╔══

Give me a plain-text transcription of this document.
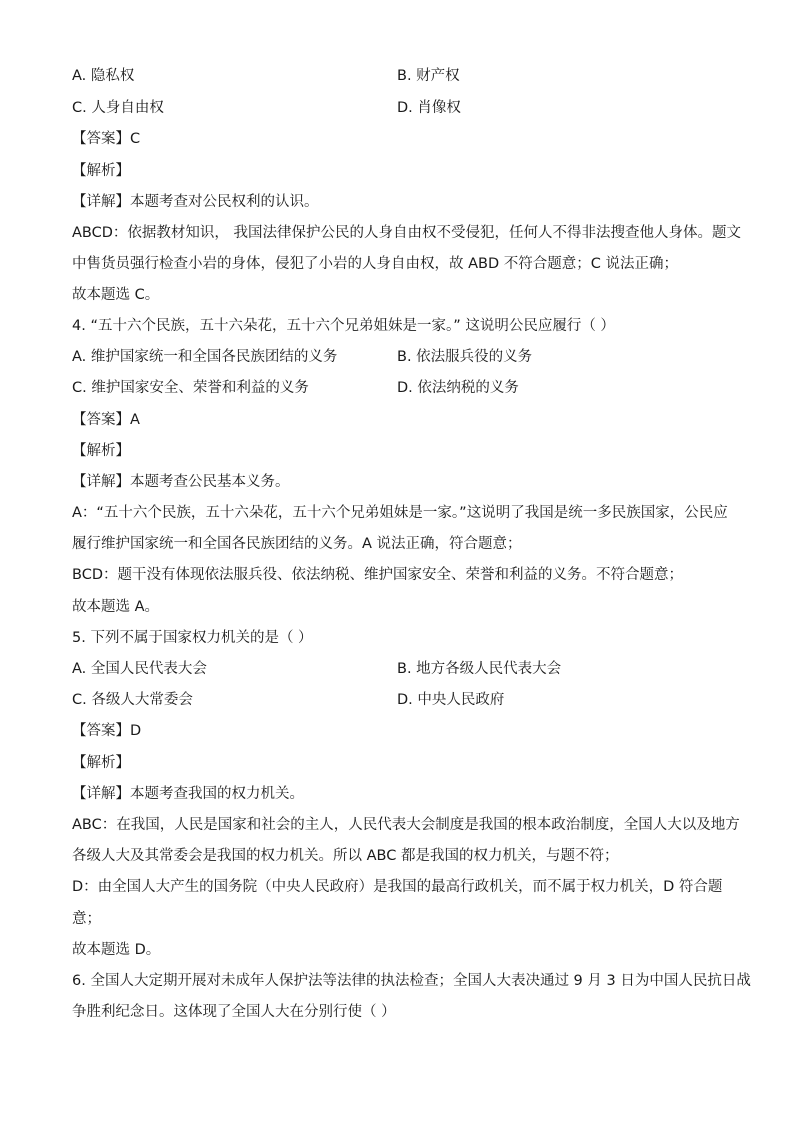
A. 隐私权	B. 财产权
C. 人身自由权	D. 肖像权
【答案】C
【解析】
【详解】本题考查对公民权利的认识。
ABCD：依据教材知识， 我国法律保护公民的人身自由权不受侵犯，任何人不得非法搜查他人身体。题文
中售货员强行检查小岩的身体，侵犯了小岩的人身自由权，故 ABD 不符合题意；C 说法正确；
故本题选 C。
4. “五十六个民族，五十六朵花，五十六个兄弟姐妹是一家。” 这说明公民应履行（ ）
A. 维护国家统一和全国各民族团结的义务	B. 依法服兵役的义务
C. 维护国家安全、荣誉和利益的义务	D. 依法纳税的义务
【答案】A
【解析】
【详解】本题考查公民基本义务。
A：“五十六个民族，五十六朵花，五十六个兄弟姐妹是一家。”这说明了我国是统一多民族国家，公民应
履行维护国家统一和全国各民族团结的义务。A 说法正确，符合题意；
BCD：题干没有体现依法服兵役、依法纳税、维护国家安全、荣誉和利益的义务。不符合题意；
故本题选 A。
5. 下列不属于国家权力机关的是（ ）
A. 全国人民代表大会	B. 地方各级人民代表大会
C. 各级人大常委会	D. 中央人民政府
【答案】D
【解析】
【详解】本题考查我国的权力机关。
ABC：在我国，人民是国家和社会的主人，人民代表大会制度是我国的根本政治制度，全国人大以及地方
各级人大及其常委会是我国的权力机关。所以 ABC 都是我国的权力机关，与题不符；
D：由全国人大产生的国务院（中央人民政府）是我国的最高行政机关，而不属于权力机关，D 符合题
意；
故本题选 D。
6. 全国人大定期开展对未成年人保护法等法律的执法检查；全国人大表决通过 9 月 3 日为中国人民抗日战
争胜利纪念日。这体现了全国人大在分别行使（ ）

╚══

Directive – All of the data above should be quoted exactly, except for the pictures.

Task result –
Give me a plain-text transcription of this document.
A. 隐私权	B. 财产权
C. 人身自由权	D. 肖像权
【答案】C
【解析】
【详解】本题考查对公民权利的认识。
ABCD：依据教材知识， 我国法律保护公民的人身自由权不受侵犯，任何人不得非法搜查他人身体。题文
中售货员强行检查小岩的身体，侵犯了小岩的人身自由权，故 ABD 不符合题意；C 说法正确；
故本题选 C。
4. “五十六个民族，五十六朵花，五十六个兄弟姐妹是一家。” 这说明公民应履行（ ）
A. 维护国家统一和全国各民族团结的义务	B. 依法服兵役的义务
C. 维护国家安全、荣誉和利益的义务	D. 依法纳税的义务
【答案】A
【解析】
【详解】本题考查公民基本义务。
A：“五十六个民族，五十六朵花，五十六个兄弟姐妹是一家。”这说明了我国是统一多民族国家，公民应
履行维护国家统一和全国各民族团结的义务。A 说法正确，符合题意；
BCD：题干没有体现依法服兵役、依法纳税、维护国家安全、荣誉和利益的义务。不符合题意；
故本题选 A。
5. 下列不属于国家权力机关的是（ ）
A. 全国人民代表大会	B. 地方各级人民代表大会
C. 各级人大常委会	D. 中央人民政府
【答案】D
【解析】
【详解】本题考查我国的权力机关。
ABC：在我国，人民是国家和社会的主人，人民代表大会制度是我国的根本政治制度，全国人大以及地方
各级人大及其常委会是我国的权力机关。所以 ABC 都是我国的权力机关，与题不符；
D：由全国人大产生的国务院（中央人民政府）是我国的最高行政机关，而不属于权力机关，D 符合题
意；
故本题选 D。
6. 全国人大定期开展对未成年人保护法等法律的执法检查；全国人大表决通过 9 月 3 日为中国人民抗日战
争胜利纪念日。这体现了全国人大在分别行使（ ）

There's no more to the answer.